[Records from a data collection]

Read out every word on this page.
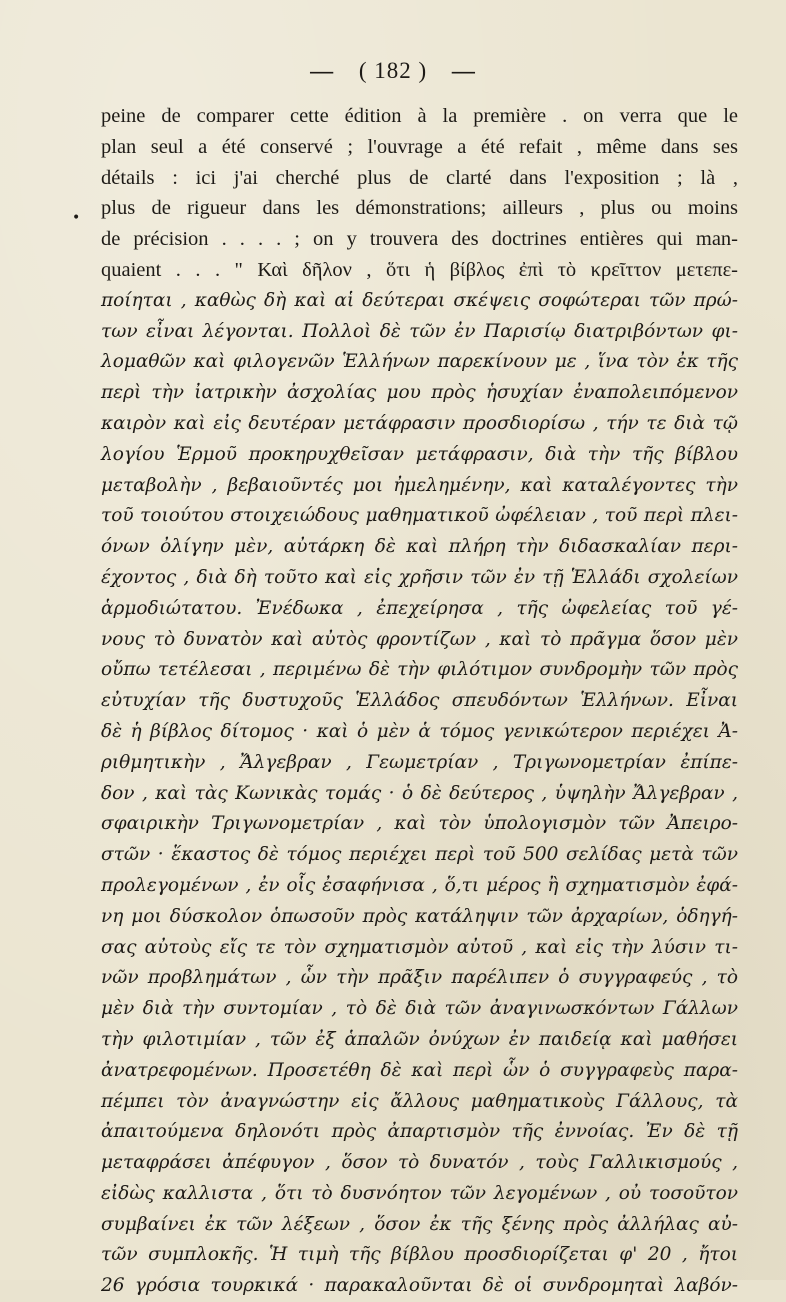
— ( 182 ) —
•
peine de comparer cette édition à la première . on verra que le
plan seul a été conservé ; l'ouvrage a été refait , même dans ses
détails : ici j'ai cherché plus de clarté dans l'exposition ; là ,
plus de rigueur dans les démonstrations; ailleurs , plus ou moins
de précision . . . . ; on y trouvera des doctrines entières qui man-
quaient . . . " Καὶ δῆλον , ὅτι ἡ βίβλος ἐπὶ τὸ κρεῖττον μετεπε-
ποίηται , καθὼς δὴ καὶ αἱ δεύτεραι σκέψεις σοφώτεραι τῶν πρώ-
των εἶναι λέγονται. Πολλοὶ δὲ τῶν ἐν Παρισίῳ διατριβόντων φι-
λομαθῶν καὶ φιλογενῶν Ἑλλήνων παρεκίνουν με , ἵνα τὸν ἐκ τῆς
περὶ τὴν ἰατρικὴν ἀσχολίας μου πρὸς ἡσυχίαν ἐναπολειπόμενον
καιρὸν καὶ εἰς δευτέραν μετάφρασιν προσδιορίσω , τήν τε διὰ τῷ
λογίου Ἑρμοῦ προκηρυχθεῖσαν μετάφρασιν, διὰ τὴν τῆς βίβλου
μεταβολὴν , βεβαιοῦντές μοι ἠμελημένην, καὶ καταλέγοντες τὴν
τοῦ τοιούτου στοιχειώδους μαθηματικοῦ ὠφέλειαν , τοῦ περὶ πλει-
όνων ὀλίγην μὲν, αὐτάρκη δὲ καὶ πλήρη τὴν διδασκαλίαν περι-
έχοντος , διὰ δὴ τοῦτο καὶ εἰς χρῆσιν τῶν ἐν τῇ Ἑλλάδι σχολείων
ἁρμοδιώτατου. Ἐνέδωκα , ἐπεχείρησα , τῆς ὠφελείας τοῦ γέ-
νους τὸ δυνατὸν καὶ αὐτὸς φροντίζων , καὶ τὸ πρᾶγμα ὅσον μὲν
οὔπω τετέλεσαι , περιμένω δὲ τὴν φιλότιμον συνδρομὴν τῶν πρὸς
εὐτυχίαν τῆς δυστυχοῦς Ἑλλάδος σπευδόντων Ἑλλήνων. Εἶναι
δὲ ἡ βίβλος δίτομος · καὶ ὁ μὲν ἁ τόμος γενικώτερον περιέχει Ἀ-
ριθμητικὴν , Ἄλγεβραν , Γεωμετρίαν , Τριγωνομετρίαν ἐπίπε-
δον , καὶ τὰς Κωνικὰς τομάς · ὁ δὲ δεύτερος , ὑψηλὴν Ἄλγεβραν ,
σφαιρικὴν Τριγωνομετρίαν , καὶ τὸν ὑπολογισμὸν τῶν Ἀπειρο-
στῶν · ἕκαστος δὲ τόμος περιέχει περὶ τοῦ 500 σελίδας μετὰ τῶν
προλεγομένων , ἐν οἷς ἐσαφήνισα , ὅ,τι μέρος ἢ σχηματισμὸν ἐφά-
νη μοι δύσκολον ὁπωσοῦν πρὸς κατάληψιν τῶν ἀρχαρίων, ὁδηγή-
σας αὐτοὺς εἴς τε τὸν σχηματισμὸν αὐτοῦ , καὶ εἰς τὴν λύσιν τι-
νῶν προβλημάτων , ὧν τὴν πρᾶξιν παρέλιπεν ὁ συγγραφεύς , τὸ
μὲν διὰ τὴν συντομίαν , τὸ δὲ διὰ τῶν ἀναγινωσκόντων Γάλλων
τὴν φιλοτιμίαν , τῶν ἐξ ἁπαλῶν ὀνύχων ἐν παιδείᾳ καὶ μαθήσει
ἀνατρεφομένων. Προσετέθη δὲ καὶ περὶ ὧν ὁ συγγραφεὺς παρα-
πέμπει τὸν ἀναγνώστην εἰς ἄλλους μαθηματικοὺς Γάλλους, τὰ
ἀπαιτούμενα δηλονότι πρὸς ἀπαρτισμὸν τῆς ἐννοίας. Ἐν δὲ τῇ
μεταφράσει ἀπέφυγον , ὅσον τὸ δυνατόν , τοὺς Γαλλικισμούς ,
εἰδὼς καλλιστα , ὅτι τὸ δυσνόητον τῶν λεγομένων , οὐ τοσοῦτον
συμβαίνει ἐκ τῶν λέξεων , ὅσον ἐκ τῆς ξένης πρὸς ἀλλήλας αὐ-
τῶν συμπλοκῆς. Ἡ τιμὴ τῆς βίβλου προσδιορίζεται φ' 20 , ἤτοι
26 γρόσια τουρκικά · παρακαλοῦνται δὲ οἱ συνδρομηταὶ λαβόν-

● CHALLENGE:
Omit the pictures. Transcribe every record exactly.

● EXERCISE OUTPUT:
Read out every word on this page.
— ( 182 ) —
•
peine de comparer cette édition à la première . on verra que le
plan seul a été conservé ; l'ouvrage a été refait , même dans ses
détails : ici j'ai cherché plus de clarté dans l'exposition ; là ,
plus de rigueur dans les démonstrations; ailleurs , plus ou moins
de précision . . . . ; on y trouvera des doctrines entières qui man-
quaient . . . " Καὶ δῆλον , ὅτι ἡ βίβλος ἐπὶ τὸ κρεῖττον μετεπε-
ποίηται , καθὼς δὴ καὶ αἱ δεύτεραι σκέψεις σοφώτεραι τῶν πρώ-
των εἶναι λέγονται. Πολλοὶ δὲ τῶν ἐν Παρισίῳ διατριβόντων φι-
λομαθῶν καὶ φιλογενῶν Ἑλλήνων παρεκίνουν με , ἵνα τὸν ἐκ τῆς
περὶ τὴν ἰατρικὴν ἀσχολίας μου πρὸς ἡσυχίαν ἐναπολειπόμενον
καιρὸν καὶ εἰς δευτέραν μετάφρασιν προσδιορίσω , τήν τε διὰ τῷ
λογίου Ἑρμοῦ προκηρυχθεῖσαν μετάφρασιν, διὰ τὴν τῆς βίβλου
μεταβολὴν , βεβαιοῦντές μοι ἠμελημένην, καὶ καταλέγοντες τὴν
τοῦ τοιούτου στοιχειώδους μαθηματικοῦ ὠφέλειαν , τοῦ περὶ πλει-
όνων ὀλίγην μὲν, αὐτάρκη δὲ καὶ πλήρη τὴν διδασκαλίαν περι-
έχοντος , διὰ δὴ τοῦτο καὶ εἰς χρῆσιν τῶν ἐν τῇ Ἑλλάδι σχολείων
ἁρμοδιώτατου. Ἐνέδωκα , ἐπεχείρησα , τῆς ὠφελείας τοῦ γέ-
νους τὸ δυνατὸν καὶ αὐτὸς φροντίζων , καὶ τὸ πρᾶγμα ὅσον μὲν
οὔπω τετέλεσαι , περιμένω δὲ τὴν φιλότιμον συνδρομὴν τῶν πρὸς
εὐτυχίαν τῆς δυστυχοῦς Ἑλλάδος σπευδόντων Ἑλλήνων. Εἶναι
δὲ ἡ βίβλος δίτομος · καὶ ὁ μὲν ἁ τόμος γενικώτερον περιέχει Ἀ-
ριθμητικὴν , Ἄλγεβραν , Γεωμετρίαν , Τριγωνομετρίαν ἐπίπε-
δον , καὶ τὰς Κωνικὰς τομάς · ὁ δὲ δεύτερος , ὑψηλὴν Ἄλγεβραν ,
σφαιρικὴν Τριγωνομετρίαν , καὶ τὸν ὑπολογισμὸν τῶν Ἀπειρο-
στῶν · ἕκαστος δὲ τόμος περιέχει περὶ τοῦ 500 σελίδας μετὰ τῶν
προλεγομένων , ἐν οἷς ἐσαφήνισα , ὅ,τι μέρος ἢ σχηματισμὸν ἐφά-
νη μοι δύσκολον ὁπωσοῦν πρὸς κατάληψιν τῶν ἀρχαρίων, ὁδηγή-
σας αὐτοὺς εἴς τε τὸν σχηματισμὸν αὐτοῦ , καὶ εἰς τὴν λύσιν τι-
νῶν προβλημάτων , ὧν τὴν πρᾶξιν παρέλιπεν ὁ συγγραφεύς , τὸ
μὲν διὰ τὴν συντομίαν , τὸ δὲ διὰ τῶν ἀναγινωσκόντων Γάλλων
τὴν φιλοτιμίαν , τῶν ἐξ ἁπαλῶν ὀνύχων ἐν παιδείᾳ καὶ μαθήσει
ἀνατρεφομένων. Προσετέθη δὲ καὶ περὶ ὧν ὁ συγγραφεὺς παρα-
πέμπει τὸν ἀναγνώστην εἰς ἄλλους μαθηματικοὺς Γάλλους, τὰ
ἀπαιτούμενα δηλονότι πρὸς ἀπαρτισμὸν τῆς ἐννοίας. Ἐν δὲ τῇ
μεταφράσει ἀπέφυγον , ὅσον τὸ δυνατόν , τοὺς Γαλλικισμούς ,
εἰδὼς καλλιστα , ὅτι τὸ δυσνόητον τῶν λεγομένων , οὐ τοσοῦτον
συμβαίνει ἐκ τῶν λέξεων , ὅσον ἐκ τῆς ξένης πρὸς ἀλλήλας αὐ-
τῶν συμπλοκῆς. Ἡ τιμὴ τῆς βίβλου προσδιορίζεται φ' 20 , ἤτοι
26 γρόσια τουρκικά · παρακαλοῦνται δὲ οἱ συνδρομηταὶ λαβόν-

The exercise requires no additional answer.